- _What is expected_:
Every line in the listing is to be echoed verbatim.

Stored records
········
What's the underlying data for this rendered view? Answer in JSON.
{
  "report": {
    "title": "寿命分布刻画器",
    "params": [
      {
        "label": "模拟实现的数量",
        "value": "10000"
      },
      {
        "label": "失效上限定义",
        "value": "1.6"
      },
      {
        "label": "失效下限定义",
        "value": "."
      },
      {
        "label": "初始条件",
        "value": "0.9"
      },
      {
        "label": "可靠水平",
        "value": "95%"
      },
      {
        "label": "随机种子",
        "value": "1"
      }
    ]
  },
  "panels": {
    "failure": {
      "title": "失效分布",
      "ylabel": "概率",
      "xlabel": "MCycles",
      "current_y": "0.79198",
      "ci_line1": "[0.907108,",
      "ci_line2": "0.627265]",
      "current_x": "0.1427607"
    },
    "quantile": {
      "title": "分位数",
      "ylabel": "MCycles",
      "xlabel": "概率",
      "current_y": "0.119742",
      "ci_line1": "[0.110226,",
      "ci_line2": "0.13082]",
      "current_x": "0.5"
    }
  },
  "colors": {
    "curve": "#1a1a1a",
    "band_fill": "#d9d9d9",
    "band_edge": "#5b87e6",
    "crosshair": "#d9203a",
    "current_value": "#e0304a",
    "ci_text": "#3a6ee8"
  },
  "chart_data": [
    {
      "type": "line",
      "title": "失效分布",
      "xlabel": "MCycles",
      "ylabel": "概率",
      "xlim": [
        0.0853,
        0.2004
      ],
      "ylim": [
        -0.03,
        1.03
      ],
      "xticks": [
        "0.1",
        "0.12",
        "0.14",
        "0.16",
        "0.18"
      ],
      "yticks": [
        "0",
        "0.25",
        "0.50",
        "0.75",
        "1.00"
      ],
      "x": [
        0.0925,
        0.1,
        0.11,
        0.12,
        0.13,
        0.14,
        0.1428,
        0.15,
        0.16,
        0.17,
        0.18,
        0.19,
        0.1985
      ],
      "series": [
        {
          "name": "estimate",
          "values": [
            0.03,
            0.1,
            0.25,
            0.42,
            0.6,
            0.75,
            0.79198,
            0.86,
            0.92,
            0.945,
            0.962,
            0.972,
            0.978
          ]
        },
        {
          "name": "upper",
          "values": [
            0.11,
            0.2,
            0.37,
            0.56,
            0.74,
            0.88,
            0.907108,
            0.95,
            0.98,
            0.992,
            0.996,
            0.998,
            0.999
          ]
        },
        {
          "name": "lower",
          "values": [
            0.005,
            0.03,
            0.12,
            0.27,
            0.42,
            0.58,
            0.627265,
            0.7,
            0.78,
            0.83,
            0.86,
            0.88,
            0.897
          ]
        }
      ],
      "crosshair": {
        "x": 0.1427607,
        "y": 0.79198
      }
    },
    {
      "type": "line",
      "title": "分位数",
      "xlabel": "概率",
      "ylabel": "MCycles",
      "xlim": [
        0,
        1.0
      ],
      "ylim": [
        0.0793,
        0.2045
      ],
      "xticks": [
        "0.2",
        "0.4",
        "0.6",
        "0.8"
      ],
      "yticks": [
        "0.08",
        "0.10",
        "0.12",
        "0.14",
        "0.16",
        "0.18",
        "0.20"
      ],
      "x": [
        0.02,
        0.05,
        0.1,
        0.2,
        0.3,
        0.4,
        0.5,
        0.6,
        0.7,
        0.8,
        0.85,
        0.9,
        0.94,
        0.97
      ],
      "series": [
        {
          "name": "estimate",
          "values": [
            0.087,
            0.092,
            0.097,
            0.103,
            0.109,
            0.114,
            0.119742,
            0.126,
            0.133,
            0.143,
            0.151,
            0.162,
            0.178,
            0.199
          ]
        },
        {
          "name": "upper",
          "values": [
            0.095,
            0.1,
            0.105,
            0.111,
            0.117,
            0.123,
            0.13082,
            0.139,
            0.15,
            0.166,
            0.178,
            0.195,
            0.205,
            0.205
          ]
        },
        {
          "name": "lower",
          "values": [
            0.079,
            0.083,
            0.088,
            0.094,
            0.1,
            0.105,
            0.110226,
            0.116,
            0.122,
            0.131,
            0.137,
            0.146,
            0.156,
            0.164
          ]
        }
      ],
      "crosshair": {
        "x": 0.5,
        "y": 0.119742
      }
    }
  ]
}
········
- _Complete output_:
What's the underlying data for this rendered view? Answer in JSON.
{
  "report": {
    "title": "寿命分布刻画器",
    "params": [
      {
        "label": "模拟实现的数量",
        "value": "10000"
      },
      {
        "label": "失效上限定义",
        "value": "1.6"
      },
      {
        "label": "失效下限定义",
        "value": "."
      },
      {
        "label": "初始条件",
        "value": "0.9"
      },
      {
        "label": "可靠水平",
        "value": "95%"
      },
      {
        "label": "随机种子",
        "value": "1"
      }
    ]
  },
  "panels": {
    "failure": {
      "title": "失效分布",
      "ylabel": "概率",
      "xlabel": "MCycles",
      "current_y": "0.79198",
      "ci_line1": "[0.907108,",
      "ci_line2": "0.627265]",
      "current_x": "0.1427607"
    },
    "quantile": {
      "title": "分位数",
      "ylabel": "MCycles",
      "xlabel": "概率",
      "current_y": "0.119742",
      "ci_line1": "[0.110226,",
      "ci_line2": "0.13082]",
      "current_x": "0.5"
    }
  },
  "colors": {
    "curve": "#1a1a1a",
    "band_fill": "#d9d9d9",
    "band_edge": "#5b87e6",
    "crosshair": "#d9203a",
    "current_value": "#e0304a",
    "ci_text": "#3a6ee8"
  },
  "chart_data": [
    {
      "type": "line",
      "title": "失效分布",
      "xlabel": "MCycles",
      "ylabel": "概率",
      "xlim": [
        0.0853,
        0.2004
      ],
      "ylim": [
        -0.03,
        1.03
      ],
      "xticks": [
        "0.1",
        "0.12",
        "0.14",
        "0.16",
        "0.18"
      ],
      "yticks": [
        "0",
        "0.25",
        "0.50",
        "0.75",
        "1.00"
      ],
      "x": [
        0.0925,
        0.1,
        0.11,
        0.12,
        0.13,
        0.14,
        0.1428,
        0.15,
        0.16,
        0.17,
        0.18,
        0.19,
        0.1985
      ],
      "series": [
        {
          "name": "estimate",
          "values": [
            0.03,
            0.1,
            0.25,
            0.42,
            0.6,
            0.75,
            0.79198,
            0.86,
            0.92,
            0.945,
            0.962,
            0.972,
            0.978
          ]
        },
        {
          "name": "upper",
          "values": [
            0.11,
            0.2,
            0.37,
            0.56,
            0.74,
            0.88,
            0.907108,
            0.95,
            0.98,
            0.992,
            0.996,
            0.998,
            0.999
          ]
        },
        {
          "name": "lower",
          "values": [
            0.005,
            0.03,
            0.12,
            0.27,
            0.42,
            0.58,
            0.627265,
            0.7,
            0.78,
            0.83,
            0.86,
            0.88,
            0.897
          ]
        }
      ],
      "crosshair": {
        "x": 0.1427607,
        "y": 0.79198
      }
    },
    {
      "type": "line",
      "title": "分位数",
      "xlabel": "概率",
      "ylabel": "MCycles",
      "xlim": [
        0,
        1.0
      ],
      "ylim": [
        0.0793,
        0.2045
      ],
      "xticks": [
        "0.2",
        "0.4",
        "0.6",
        "0.8"
      ],
      "yticks": [
        "0.08",
        "0.10",
        "0.12",
        "0.14",
        "0.16",
        "0.18",
        "0.20"
      ],
      "x": [
        0.02,
        0.05,
        0.1,
        0.2,
        0.3,
        0.4,
        0.5,
        0.6,
        0.7,
        0.8,
        0.85,
        0.9,
        0.94,
        0.97
      ],
      "series": [
        {
          "name": "estimate",
          "values": [
            0.087,
            0.092,
            0.097,
            0.103,
            0.109,
            0.114,
            0.119742,
            0.126,
            0.133,
            0.143,
            0.151,
            0.162,
            0.178,
            0.199
          ]
        },
        {
          "name": "upper",
          "values": [
            0.095,
            0.1,
            0.105,
            0.111,
            0.117,
            0.123,
            0.13082,
            0.139,
            0.15,
            0.166,
            0.178,
            0.195,
            0.205,
            0.205
          ]
        },
        {
          "name": "lower",
          "values": [
            0.079,
            0.083,
            0.088,
            0.094,
            0.1,
            0.105,
            0.110226,
            0.116,
            0.122,
            0.131,
            0.137,
            0.146,
            0.156,
            0.164
          ]
        }
      ],
      "crosshair": {
        "x": 0.5,
        "y": 0.119742
      }
    }
  ]
}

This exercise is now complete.